## PROBLEM DESCRIPTION
Output each entry exactly; skip nothing.

=== MATERIALS PROVIDED ===

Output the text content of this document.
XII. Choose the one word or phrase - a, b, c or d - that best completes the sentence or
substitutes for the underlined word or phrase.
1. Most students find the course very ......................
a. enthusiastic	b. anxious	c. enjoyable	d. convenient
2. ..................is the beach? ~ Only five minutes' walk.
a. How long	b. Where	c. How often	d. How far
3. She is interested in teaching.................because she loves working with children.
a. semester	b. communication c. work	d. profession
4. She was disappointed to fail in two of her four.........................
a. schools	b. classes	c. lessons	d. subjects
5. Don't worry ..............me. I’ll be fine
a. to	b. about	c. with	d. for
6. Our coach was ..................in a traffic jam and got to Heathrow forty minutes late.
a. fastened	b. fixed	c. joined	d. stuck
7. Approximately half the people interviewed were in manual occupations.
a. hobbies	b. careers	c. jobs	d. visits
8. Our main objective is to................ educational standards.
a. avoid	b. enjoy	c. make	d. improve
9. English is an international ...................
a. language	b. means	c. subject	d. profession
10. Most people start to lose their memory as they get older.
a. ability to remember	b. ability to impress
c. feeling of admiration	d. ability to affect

===

## WRITTEN RESPONSE
Output the text content of this document.
XII. Choose the one word or phrase - a, b, c or d - that best completes the sentence or
substitutes for the underlined word or phrase.
1. Most students find the course very ......................
a. enthusiastic	b. anxious	c. enjoyable	d. convenient
2. ..................is the beach? ~ Only five minutes' walk.
a. How long	b. Where	c. How often	d. How far
3. She is interested in teaching.................because she loves working with children.
a. semester	b. communication c. work	d. profession
4. She was disappointed to fail in two of her four.........................
a. schools	b. classes	c. lessons	d. subjects
5. Don't worry ..............me. I’ll be fine
a. to	b. about	c. with	d. for
6. Our coach was ..................in a traffic jam and got to Heathrow forty minutes late.
a. fastened	b. fixed	c. joined	d. stuck
7. Approximately half the people interviewed were in manual occupations.
a. hobbies	b. careers	c. jobs	d. visits
8. Our main objective is to................ educational standards.
a. avoid	b. enjoy	c. make	d. improve
9. English is an international ...................
a. language	b. means	c. subject	d. profession
10. Most people start to lose their memory as they get older.
a. ability to remember	b. ability to impress
c. feeling of admiration	d. ability to affect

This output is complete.